Collection entries:
________________

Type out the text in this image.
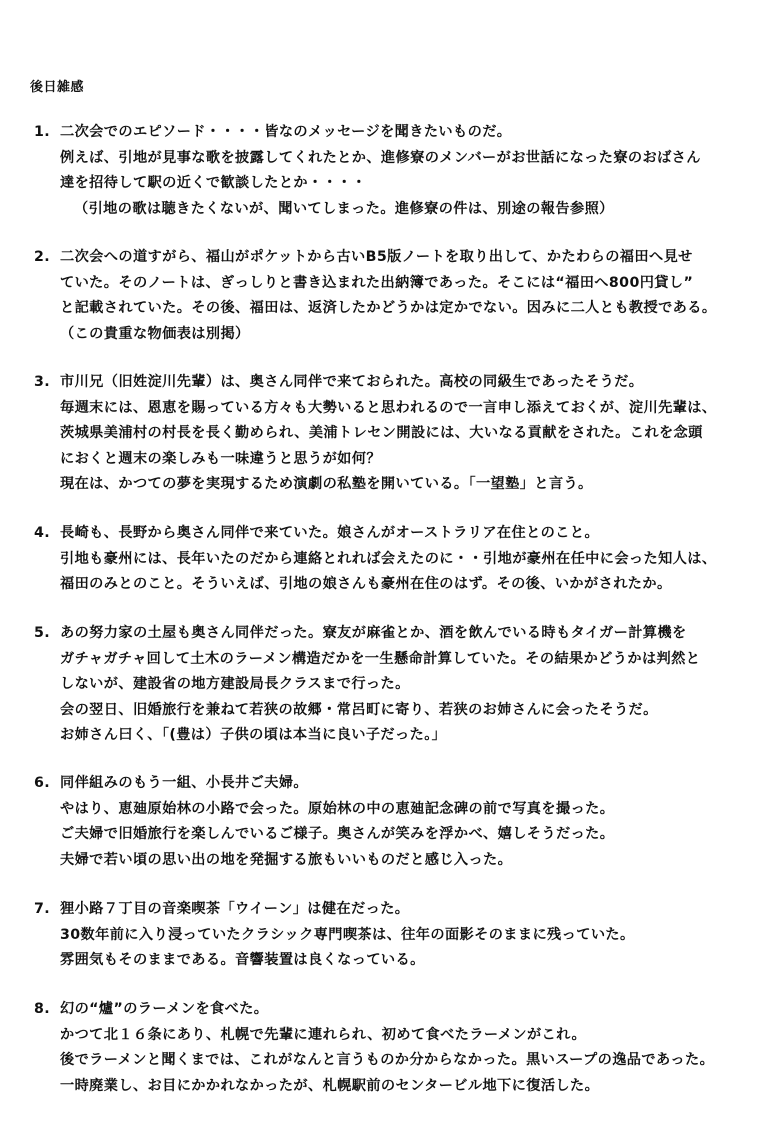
後日雑感
1. 二次会でのエピソード・・・・皆なのメッセージを聞きたいものだ。
例えば、引地が見事な歌を披露してくれたとか、進修寮のメンバーがお世話になった寮のおばさん
達を招待して駅の近くで歓談したとか・・・・
（引地の歌は聴きたくないが、聞いてしまった。進修寮の件は、別途の報告参照）
2. 二次会への道すがら、福山がポケットから古いB5版ノートを取り出して、かたわらの福田へ見せ
ていた。そのノートは、ぎっしりと書き込まれた出納簿であった。そこには“福田へ800円貸し”
と記載されていた。その後、福田は、返済したかどうかは定かでない。因みに二人とも教授である。
（この貴重な物価表は別掲）
3. 市川兄（旧姓淀川先輩）は、奥さん同伴で来ておられた。高校の同級生であったそうだ。
毎週末には、恩恵を賜っている方々も大勢いると思われるので一言申し添えておくが、淀川先輩は、
茨城県美浦村の村長を長く勤められ、美浦トレセン開設には、大いなる貢献をされた。これを念頭
におくと週末の楽しみも一味違うと思うが如何？
現在は、かつての夢を実現するため演劇の私塾を開いている。「一望塾」と言う。
4. 長崎も、長野から奥さん同伴で来ていた。娘さんがオーストラリア在住とのこと。
引地も豪州には、長年いたのだから連絡とれれば会えたのに・・引地が豪州在任中に会った知人は、
福田のみとのこと。そういえば、引地の娘さんも豪州在住のはず。その後、いかがされたか。
5. あの努力家の土屋も奥さん同伴だった。寮友が麻雀とか、酒を飲んでいる時もタイガー計算機を
ガチャガチャ回して土木のラーメン構造だかを一生懸命計算していた。その結果かどうかは判然と
しないが、建設省の地方建設局長クラスまで行った。
会の翌日、旧婚旅行を兼ねて若狭の故郷・常呂町に寄り、若狭のお姉さんに会ったそうだ。
お姉さん曰く、「(豊は）子供の頃は本当に良い子だった。」
6. 同伴組みのもう一組、小長井ご夫婦。
やはり、恵廸原始林の小路で会った。原始林の中の恵廸記念碑の前で写真を撮った。
ご夫婦で旧婚旅行を楽しんでいるご様子。奥さんが笑みを浮かべ、嬉しそうだった。
夫婦で若い頃の思い出の地を発掘する旅もいいものだと感じ入った。
7. 狸小路７丁目の音楽喫茶「ウイーン」は健在だった。
30数年前に入り浸っていたクラシック専門喫茶は、往年の面影そのままに残っていた。
雰囲気もそのままである。音響装置は良くなっている。
8. 幻の“爐”のラーメンを食べた。
かつて北１６条にあり、札幌で先輩に連れられ、初めて食べたラーメンがこれ。
後でラーメンと聞くまでは、これがなんと言うものか分からなかった。黒いスープの逸品であった。
一時廃業し、お目にかかれなかったが、札幌駅前のセンタービル地下に復活した。
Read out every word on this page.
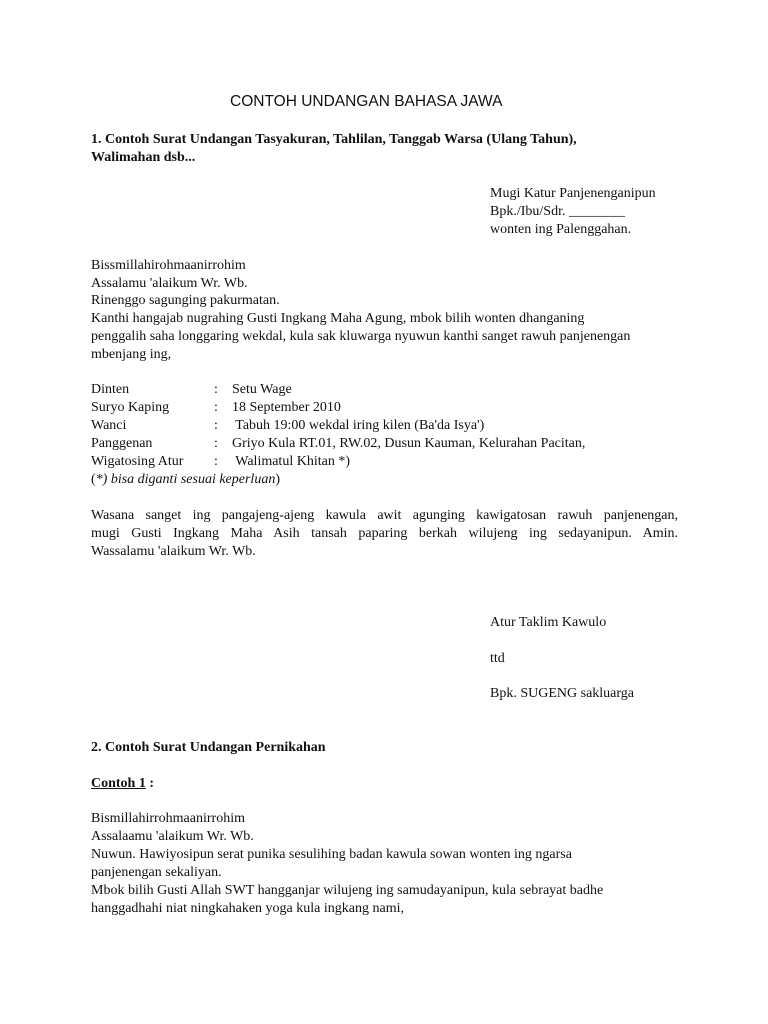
CONTOH UNDANGAN BAHASA JAWA
1. Contoh Surat Undangan Tasyakuran, Tahlilan, Tanggab Warsa (Ulang Tahun),
Walimahan dsb...
Mugi Katur Panjenenganipun
Bpk./Ibu/Sdr. ________
wonten ing Palenggahan.
Bissmillahirohmaanirrohim
Assalamu 'alaikum Wr. Wb.
Rinenggo sagunging pakurmatan.
Kanthi hangajab nugrahing Gusti Ingkang Maha Agung, mbok bilih wonten dhanganing
penggalih saha longgaring wekdal, kula sak kluwarga nyuwun kanthi sanget rawuh panjenengan
mbenjang ing,
Dinten	: Setu Wage
Suryo Kaping	: 18 September 2010
Wanci	: Tabuh 19:00 wekdal iring kilen (Ba'da Isya')
Panggenan	: Griyo Kula RT.01, RW.02, Dusun Kauman, Kelurahan Pacitan,
Wigatosing Atur : Walimatul Khitan *)
(*) bisa diganti sesuai keperluan)
Wasana sanget ing pangajeng-ajeng kawula awit agunging kawigatosan rawuh panjenengan,
mugi Gusti Ingkang Maha Asih tansah paparing berkah wilujeng ing sedayanipun. Amin.
Wassalamu 'alaikum Wr. Wb.
Atur Taklim Kawulo
ttd
Bpk. SUGENG sakluarga
2. Contoh Surat Undangan Pernikahan
Contoh 1 :
Bismillahirrohmaanirrohim
Assalaamu 'alaikum Wr. Wb.
Nuwun. Hawiyosipun serat punika sesulihing badan kawula sowan wonten ing ngarsa
panjenengan sekaliyan.
Mbok bilih Gusti Allah SWT hangganjar wilujeng ing samudayanipun, kula sebrayat badhe
hanggadhahi niat ningkahaken yoga kula ingkang nami,
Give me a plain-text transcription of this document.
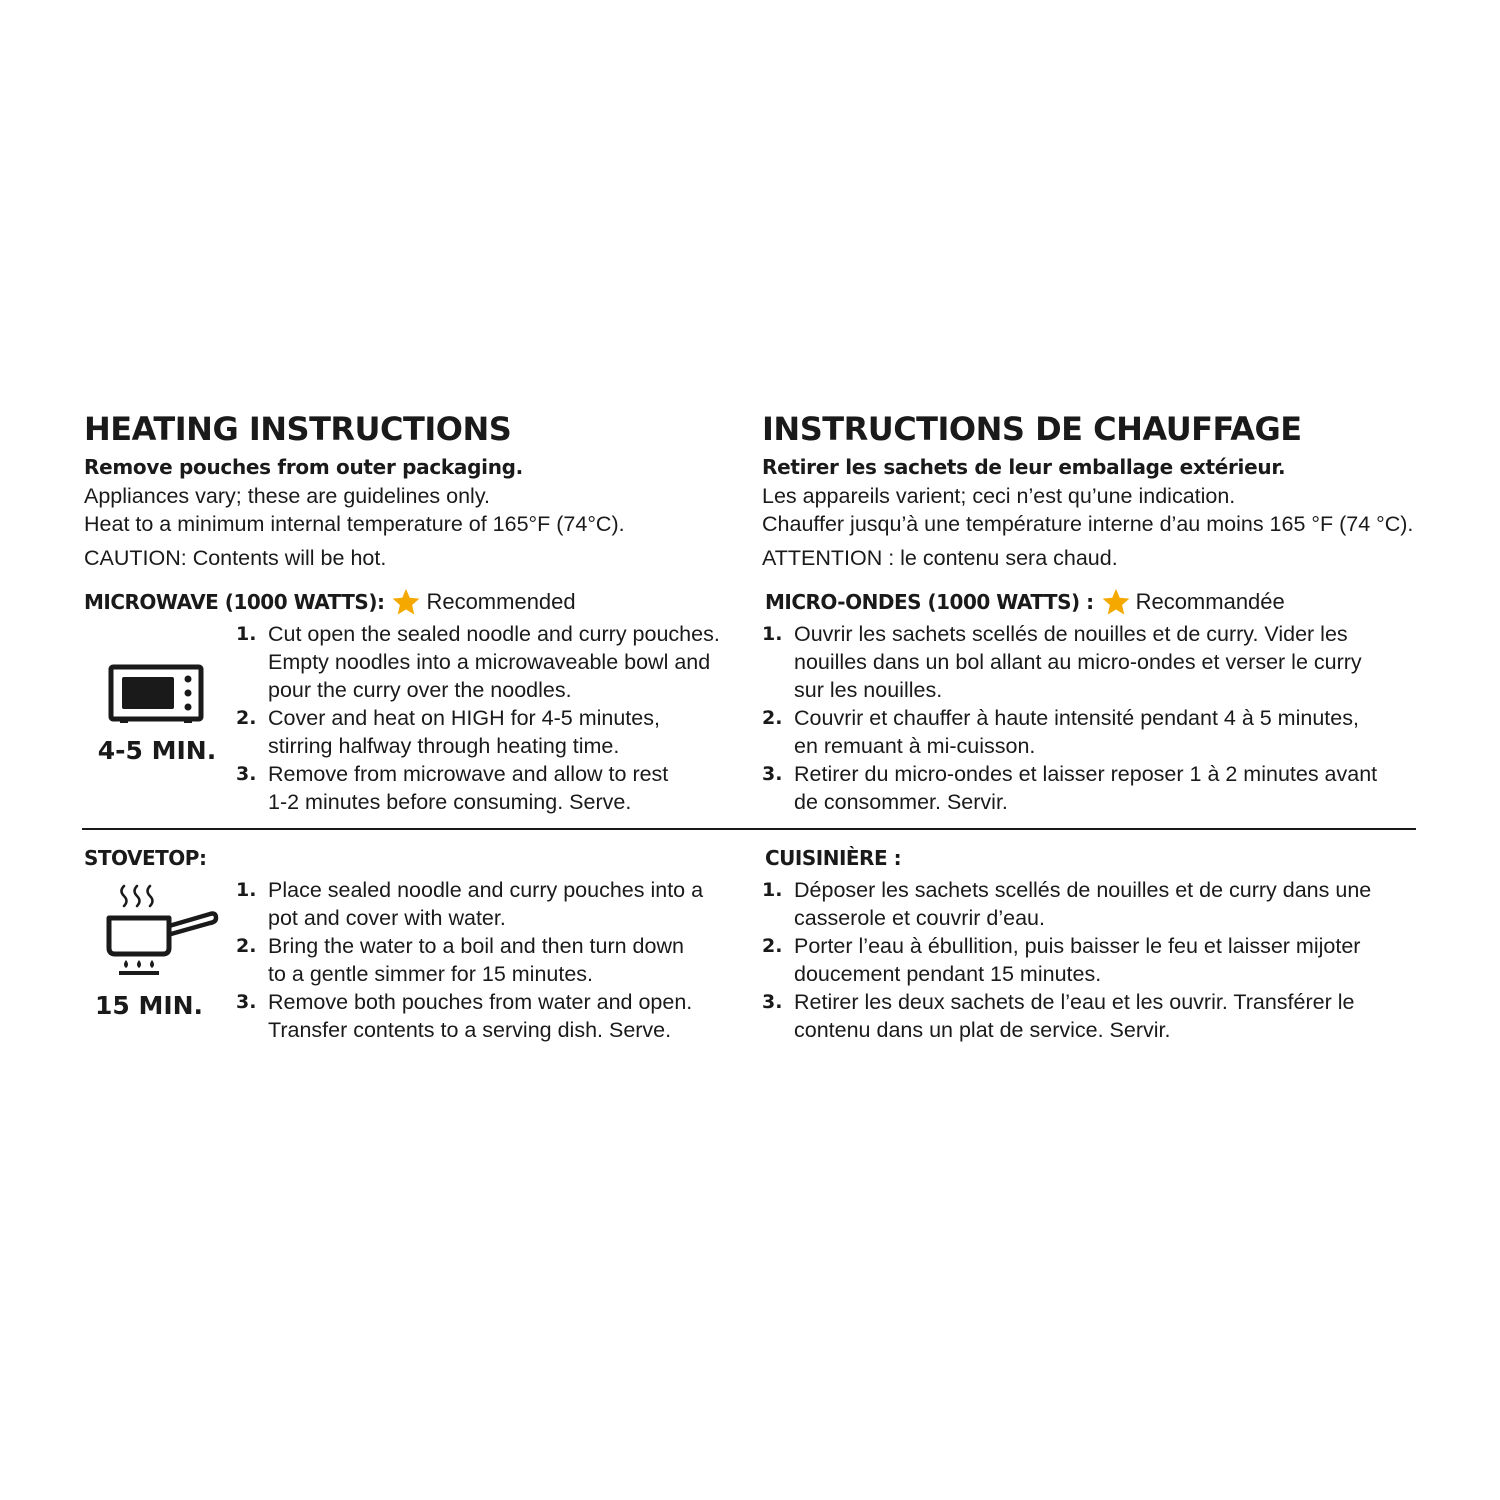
HEATING INSTRUCTIONS
Remove pouches from outer packaging.
Appliances vary; these are guidelines only.
Heat to a minimum internal temperature of 165°F (74°C).
CAUTION: Contents will be hot.
MICROWAVE (1000 WATTS): Recommended
4-5 MIN.
1. Cut open the sealed noodle and curry pouches.
Empty noodles into a microwaveable bowl and
pour the curry over the noodles.
2. Cover and heat on HIGH for 4-5 minutes,
stirring halfway through heating time.
3. Remove from microwave and allow to rest
1-2 minutes before consuming. Serve.
INSTRUCTIONS DE CHAUFFAGE
Retirer les sachets de leur emballage extérieur.
Les appareils varient; ceci n’est qu’une indication.
Chauffer jusqu’à une température interne d’au moins 165 °F (74 °C).
ATTENTION : le contenu sera chaud.
MICRO-ONDES (1000 WATTS) : Recommandée
1. Ouvrir les sachets scellés de nouilles et de curry. Vider les
nouilles dans un bol allant au micro-ondes et verser le curry
sur les nouilles.
2. Couvrir et chauffer à haute intensité pendant 4 à 5 minutes,
en remuant à mi-cuisson.
3. Retirer du micro-ondes et laisser reposer 1 à 2 minutes avant
de consommer. Servir.
STOVETOP:
15 MIN.
1. Place sealed noodle and curry pouches into a
pot and cover with water.
2. Bring the water to a boil and then turn down
to a gentle simmer for 15 minutes.
3. Remove both pouches from water and open.
Transfer contents to a serving dish. Serve.
CUISINIÈRE :
1. Déposer les sachets scellés de nouilles et de curry dans une
casserole et couvrir d’eau.
2. Porter l’eau à ébullition, puis baisser le feu et laisser mijoter
doucement pendant 15 minutes.
3. Retirer les deux sachets de l’eau et les ouvrir. Transférer le
contenu dans un plat de service. Servir.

________________

Task directions:
Copy out every line holding the string "open".

Response for this exercise:
1. Cut open the sealed noodle and curry pouches.
3. Remove both pouches from water and open.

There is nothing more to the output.